Begin DATA TO USE

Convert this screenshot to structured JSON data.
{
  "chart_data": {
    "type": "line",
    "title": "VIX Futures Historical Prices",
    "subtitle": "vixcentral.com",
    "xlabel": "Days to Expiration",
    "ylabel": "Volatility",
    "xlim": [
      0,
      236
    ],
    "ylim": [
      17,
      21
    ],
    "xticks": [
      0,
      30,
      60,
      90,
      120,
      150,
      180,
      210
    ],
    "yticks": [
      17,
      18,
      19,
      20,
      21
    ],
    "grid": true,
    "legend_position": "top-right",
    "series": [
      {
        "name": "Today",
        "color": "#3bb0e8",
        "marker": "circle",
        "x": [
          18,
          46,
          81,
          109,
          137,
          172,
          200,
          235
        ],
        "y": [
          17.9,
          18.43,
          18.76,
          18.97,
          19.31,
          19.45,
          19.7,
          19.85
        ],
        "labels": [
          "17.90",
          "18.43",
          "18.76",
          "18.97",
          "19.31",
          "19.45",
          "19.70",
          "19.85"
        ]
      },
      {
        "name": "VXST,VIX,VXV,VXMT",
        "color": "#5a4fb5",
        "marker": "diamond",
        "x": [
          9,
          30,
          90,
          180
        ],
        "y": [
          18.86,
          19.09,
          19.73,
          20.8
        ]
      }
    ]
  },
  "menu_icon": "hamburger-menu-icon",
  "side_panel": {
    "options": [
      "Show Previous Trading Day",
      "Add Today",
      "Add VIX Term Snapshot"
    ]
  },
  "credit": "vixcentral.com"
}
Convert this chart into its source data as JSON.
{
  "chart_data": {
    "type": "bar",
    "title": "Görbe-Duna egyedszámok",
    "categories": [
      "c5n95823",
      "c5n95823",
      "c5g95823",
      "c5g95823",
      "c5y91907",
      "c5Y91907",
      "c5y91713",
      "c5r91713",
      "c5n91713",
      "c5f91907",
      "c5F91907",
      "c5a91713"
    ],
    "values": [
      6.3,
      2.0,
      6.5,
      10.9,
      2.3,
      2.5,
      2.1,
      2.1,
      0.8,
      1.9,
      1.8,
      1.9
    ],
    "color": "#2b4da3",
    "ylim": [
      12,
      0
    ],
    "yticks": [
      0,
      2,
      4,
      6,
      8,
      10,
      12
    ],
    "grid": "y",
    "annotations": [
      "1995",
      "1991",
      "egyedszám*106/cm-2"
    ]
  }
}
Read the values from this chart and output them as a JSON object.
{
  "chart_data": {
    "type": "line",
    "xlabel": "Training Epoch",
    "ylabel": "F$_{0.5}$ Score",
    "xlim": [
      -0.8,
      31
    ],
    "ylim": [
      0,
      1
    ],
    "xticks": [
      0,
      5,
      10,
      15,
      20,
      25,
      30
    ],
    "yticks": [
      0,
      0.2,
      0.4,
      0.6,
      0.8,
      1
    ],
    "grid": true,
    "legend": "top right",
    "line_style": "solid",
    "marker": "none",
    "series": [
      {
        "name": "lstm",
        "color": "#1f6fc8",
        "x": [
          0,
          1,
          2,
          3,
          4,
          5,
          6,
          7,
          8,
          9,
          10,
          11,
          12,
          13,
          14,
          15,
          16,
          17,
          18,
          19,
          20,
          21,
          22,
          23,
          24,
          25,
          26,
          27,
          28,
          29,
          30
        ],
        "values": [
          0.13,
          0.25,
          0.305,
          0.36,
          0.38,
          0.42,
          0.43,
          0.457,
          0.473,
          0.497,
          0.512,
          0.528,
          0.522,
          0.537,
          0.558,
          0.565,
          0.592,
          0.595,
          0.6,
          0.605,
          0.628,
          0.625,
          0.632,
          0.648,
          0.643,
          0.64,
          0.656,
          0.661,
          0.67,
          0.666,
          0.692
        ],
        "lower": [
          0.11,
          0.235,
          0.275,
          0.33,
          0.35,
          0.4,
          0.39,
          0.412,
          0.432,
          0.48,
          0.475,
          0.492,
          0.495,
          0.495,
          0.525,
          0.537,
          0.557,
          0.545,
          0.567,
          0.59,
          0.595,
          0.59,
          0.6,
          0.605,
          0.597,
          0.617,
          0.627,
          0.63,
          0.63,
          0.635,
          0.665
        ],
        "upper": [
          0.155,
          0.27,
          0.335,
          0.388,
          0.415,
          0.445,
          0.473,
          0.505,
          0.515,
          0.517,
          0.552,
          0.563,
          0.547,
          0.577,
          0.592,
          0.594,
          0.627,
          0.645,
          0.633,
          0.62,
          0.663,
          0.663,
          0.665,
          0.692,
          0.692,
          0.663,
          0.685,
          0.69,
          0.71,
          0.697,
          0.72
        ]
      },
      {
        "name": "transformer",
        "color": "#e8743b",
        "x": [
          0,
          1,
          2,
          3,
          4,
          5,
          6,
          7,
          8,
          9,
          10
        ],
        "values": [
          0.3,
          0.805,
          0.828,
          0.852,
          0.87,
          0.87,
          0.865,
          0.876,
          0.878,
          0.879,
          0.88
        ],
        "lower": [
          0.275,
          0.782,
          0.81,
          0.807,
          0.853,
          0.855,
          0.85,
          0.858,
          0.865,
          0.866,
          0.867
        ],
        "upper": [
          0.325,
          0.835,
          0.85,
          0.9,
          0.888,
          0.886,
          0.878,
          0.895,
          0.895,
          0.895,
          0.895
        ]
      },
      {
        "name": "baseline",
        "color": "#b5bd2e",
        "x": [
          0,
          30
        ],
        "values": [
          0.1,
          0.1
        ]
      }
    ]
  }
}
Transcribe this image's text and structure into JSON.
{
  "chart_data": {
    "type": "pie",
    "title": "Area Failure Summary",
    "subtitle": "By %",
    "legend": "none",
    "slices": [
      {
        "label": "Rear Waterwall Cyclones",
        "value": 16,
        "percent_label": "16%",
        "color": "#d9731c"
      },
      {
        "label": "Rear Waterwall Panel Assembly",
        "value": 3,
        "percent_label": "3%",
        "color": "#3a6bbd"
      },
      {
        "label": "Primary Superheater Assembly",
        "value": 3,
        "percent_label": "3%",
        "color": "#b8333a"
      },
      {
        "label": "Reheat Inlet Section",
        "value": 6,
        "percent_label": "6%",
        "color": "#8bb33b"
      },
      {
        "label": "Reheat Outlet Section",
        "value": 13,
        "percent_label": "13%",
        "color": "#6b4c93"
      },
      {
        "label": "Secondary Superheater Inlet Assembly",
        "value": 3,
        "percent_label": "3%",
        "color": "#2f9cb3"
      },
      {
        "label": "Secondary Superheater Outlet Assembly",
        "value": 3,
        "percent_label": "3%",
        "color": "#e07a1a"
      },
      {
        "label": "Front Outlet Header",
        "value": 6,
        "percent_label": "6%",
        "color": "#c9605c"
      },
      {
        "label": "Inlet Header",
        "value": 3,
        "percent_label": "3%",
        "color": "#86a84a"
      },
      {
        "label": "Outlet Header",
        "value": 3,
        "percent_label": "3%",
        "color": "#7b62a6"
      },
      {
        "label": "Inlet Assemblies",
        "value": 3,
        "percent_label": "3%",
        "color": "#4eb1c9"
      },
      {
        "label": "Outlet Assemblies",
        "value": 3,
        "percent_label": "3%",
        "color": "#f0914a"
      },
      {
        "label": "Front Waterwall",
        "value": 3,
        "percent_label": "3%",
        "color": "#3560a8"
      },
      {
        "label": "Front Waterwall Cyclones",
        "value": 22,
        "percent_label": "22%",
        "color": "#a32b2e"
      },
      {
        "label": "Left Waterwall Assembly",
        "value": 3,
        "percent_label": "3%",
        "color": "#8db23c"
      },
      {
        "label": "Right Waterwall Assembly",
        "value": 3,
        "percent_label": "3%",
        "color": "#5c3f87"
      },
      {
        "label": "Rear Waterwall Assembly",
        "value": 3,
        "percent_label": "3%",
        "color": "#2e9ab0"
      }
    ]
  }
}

End DATA TO USE

■ STATED PROBLEM
Give all the records again. Match them exactly.

■ ANSWER TO THIS PROBLEM
Convert this screenshot to structured JSON data.
{
  "chart_data": {
    "type": "line",
    "title": "VIX Futures Historical Prices",
    "subtitle": "vixcentral.com",
    "xlabel": "Days to Expiration",
    "ylabel": "Volatility",
    "xlim": [
      0,
      236
    ],
    "ylim": [
      17,
      21
    ],
    "xticks": [
      0,
      30,
      60,
      90,
      120,
      150,
      180,
      210
    ],
    "yticks": [
      17,
      18,
      19,
      20,
      21
    ],
    "grid": true,
    "legend_position": "top-right",
    "series": [
      {
        "name": "Today",
        "color": "#3bb0e8",
        "marker": "circle",
        "x": [
          18,
          46,
          81,
          109,
          137,
          172,
          200,
          235
        ],
        "y": [
          17.9,
          18.43,
          18.76,
          18.97,
          19.31,
          19.45,
          19.7,
          19.85
        ],
        "labels": [
          "17.90",
          "18.43",
          "18.76",
          "18.97",
          "19.31",
          "19.45",
          "19.70",
          "19.85"
        ]
      },
      {
        "name": "VXST,VIX,VXV,VXMT",
        "color": "#5a4fb5",
        "marker": "diamond",
        "x": [
          9,
          30,
          90,
          180
        ],
        "y": [
          18.86,
          19.09,
          19.73,
          20.8
        ]
      }
    ]
  },
  "menu_icon": "hamburger-menu-icon",
  "side_panel": {
    "options": [
      "Show Previous Trading Day",
      "Add Today",
      "Add VIX Term Snapshot"
    ]
  },
  "credit": "vixcentral.com"
}
Convert this chart into its source data as JSON.
{
  "chart_data": {
    "type": "bar",
    "title": "Görbe-Duna egyedszámok",
    "categories": [
      "c5n95823",
      "c5n95823",
      "c5g95823",
      "c5g95823",
      "c5y91907",
      "c5Y91907",
      "c5y91713",
      "c5r91713",
      "c5n91713",
      "c5f91907",
      "c5F91907",
      "c5a91713"
    ],
    "values": [
      6.3,
      2.0,
      6.5,
      10.9,
      2.3,
      2.5,
      2.1,
      2.1,
      0.8,
      1.9,
      1.8,
      1.9
    ],
    "color": "#2b4da3",
    "ylim": [
      12,
      0
    ],
    "yticks": [
      0,
      2,
      4,
      6,
      8,
      10,
      12
    ],
    "grid": "y",
    "annotations": [
      "1995",
      "1991",
      "egyedszám*106/cm-2"
    ]
  }
}
Read the values from this chart and output them as a JSON object.
{
  "chart_data": {
    "type": "line",
    "xlabel": "Training Epoch",
    "ylabel": "F$_{0.5}$ Score",
    "xlim": [
      -0.8,
      31
    ],
    "ylim": [
      0,
      1
    ],
    "xticks": [
      0,
      5,
      10,
      15,
      20,
      25,
      30
    ],
    "yticks": [
      0,
      0.2,
      0.4,
      0.6,
      0.8,
      1
    ],
    "grid": true,
    "legend": "top right",
    "line_style": "solid",
    "marker": "none",
    "series": [
      {
        "name": "lstm",
        "color": "#1f6fc8",
        "x": [
          0,
          1,
          2,
          3,
          4,
          5,
          6,
          7,
          8,
          9,
          10,
          11,
          12,
          13,
          14,
          15,
          16,
          17,
          18,
          19,
          20,
          21,
          22,
          23,
          24,
          25,
          26,
          27,
          28,
          29,
          30
        ],
        "values": [
          0.13,
          0.25,
          0.305,
          0.36,
          0.38,
          0.42,
          0.43,
          0.457,
          0.473,
          0.497,
          0.512,
          0.528,
          0.522,
          0.537,
          0.558,
          0.565,
          0.592,
          0.595,
          0.6,
          0.605,
          0.628,
          0.625,
          0.632,
          0.648,
          0.643,
          0.64,
          0.656,
          0.661,
          0.67,
          0.666,
          0.692
        ],
        "lower": [
          0.11,
          0.235,
          0.275,
          0.33,
          0.35,
          0.4,
          0.39,
          0.412,
          0.432,
          0.48,
          0.475,
          0.492,
          0.495,
          0.495,
          0.525,
          0.537,
          0.557,
          0.545,
          0.567,
          0.59,
          0.595,
          0.59,
          0.6,
          0.605,
          0.597,
          0.617,
          0.627,
          0.63,
          0.63,
          0.635,
          0.665
        ],
        "upper": [
          0.155,
          0.27,
          0.335,
          0.388,
          0.415,
          0.445,
          0.473,
          0.505,
          0.515,
          0.517,
          0.552,
          0.563,
          0.547,
          0.577,
          0.592,
          0.594,
          0.627,
          0.645,
          0.633,
          0.62,
          0.663,
          0.663,
          0.665,
          0.692,
          0.692,
          0.663,
          0.685,
          0.69,
          0.71,
          0.697,
          0.72
        ]
      },
      {
        "name": "transformer",
        "color": "#e8743b",
        "x": [
          0,
          1,
          2,
          3,
          4,
          5,
          6,
          7,
          8,
          9,
          10
        ],
        "values": [
          0.3,
          0.805,
          0.828,
          0.852,
          0.87,
          0.87,
          0.865,
          0.876,
          0.878,
          0.879,
          0.88
        ],
        "lower": [
          0.275,
          0.782,
          0.81,
          0.807,
          0.853,
          0.855,
          0.85,
          0.858,
          0.865,
          0.866,
          0.867
        ],
        "upper": [
          0.325,
          0.835,
          0.85,
          0.9,
          0.888,
          0.886,
          0.878,
          0.895,
          0.895,
          0.895,
          0.895
        ]
      },
      {
        "name": "baseline",
        "color": "#b5bd2e",
        "x": [
          0,
          30
        ],
        "values": [
          0.1,
          0.1
        ]
      }
    ]
  }
}
Transcribe this image's text and structure into JSON.
{
  "chart_data": {
    "type": "pie",
    "title": "Area Failure Summary",
    "subtitle": "By %",
    "legend": "none",
    "slices": [
      {
        "label": "Rear Waterwall Cyclones",
        "value": 16,
        "percent_label": "16%",
        "color": "#d9731c"
      },
      {
        "label": "Rear Waterwall Panel Assembly",
        "value": 3,
        "percent_label": "3%",
        "color": "#3a6bbd"
      },
      {
        "label": "Primary Superheater Assembly",
        "value": 3,
        "percent_label": "3%",
        "color": "#b8333a"
      },
      {
        "label": "Reheat Inlet Section",
        "value": 6,
        "percent_label": "6%",
        "color": "#8bb33b"
      },
      {
        "label": "Reheat Outlet Section",
        "value": 13,
        "percent_label": "13%",
        "color": "#6b4c93"
      },
      {
        "label": "Secondary Superheater Inlet Assembly",
        "value": 3,
        "percent_label": "3%",
        "color": "#2f9cb3"
      },
      {
        "label": "Secondary Superheater Outlet Assembly",
        "value": 3,
        "percent_label": "3%",
        "color": "#e07a1a"
      },
      {
        "label": "Front Outlet Header",
        "value": 6,
        "percent_label": "6%",
        "color": "#c9605c"
      },
      {
        "label": "Inlet Header",
        "value": 3,
        "percent_label": "3%",
        "color": "#86a84a"
      },
      {
        "label": "Outlet Header",
        "value": 3,
        "percent_label": "3%",
        "color": "#7b62a6"
      },
      {
        "label": "Inlet Assemblies",
        "value": 3,
        "percent_label": "3%",
        "color": "#4eb1c9"
      },
      {
        "label": "Outlet Assemblies",
        "value": 3,
        "percent_label": "3%",
        "color": "#f0914a"
      },
      {
        "label": "Front Waterwall",
        "value": 3,
        "percent_label": "3%",
        "color": "#3560a8"
      },
      {
        "label": "Front Waterwall Cyclones",
        "value": 22,
        "percent_label": "22%",
        "color": "#a32b2e"
      },
      {
        "label": "Left Waterwall Assembly",
        "value": 3,
        "percent_label": "3%",
        "color": "#8db23c"
      },
      {
        "label": "Right Waterwall Assembly",
        "value": 3,
        "percent_label": "3%",
        "color": "#5c3f87"
      },
      {
        "label": "Rear Waterwall Assembly",
        "value": 3,
        "percent_label": "3%",
        "color": "#2e9ab0"
      }
    ]
  }
}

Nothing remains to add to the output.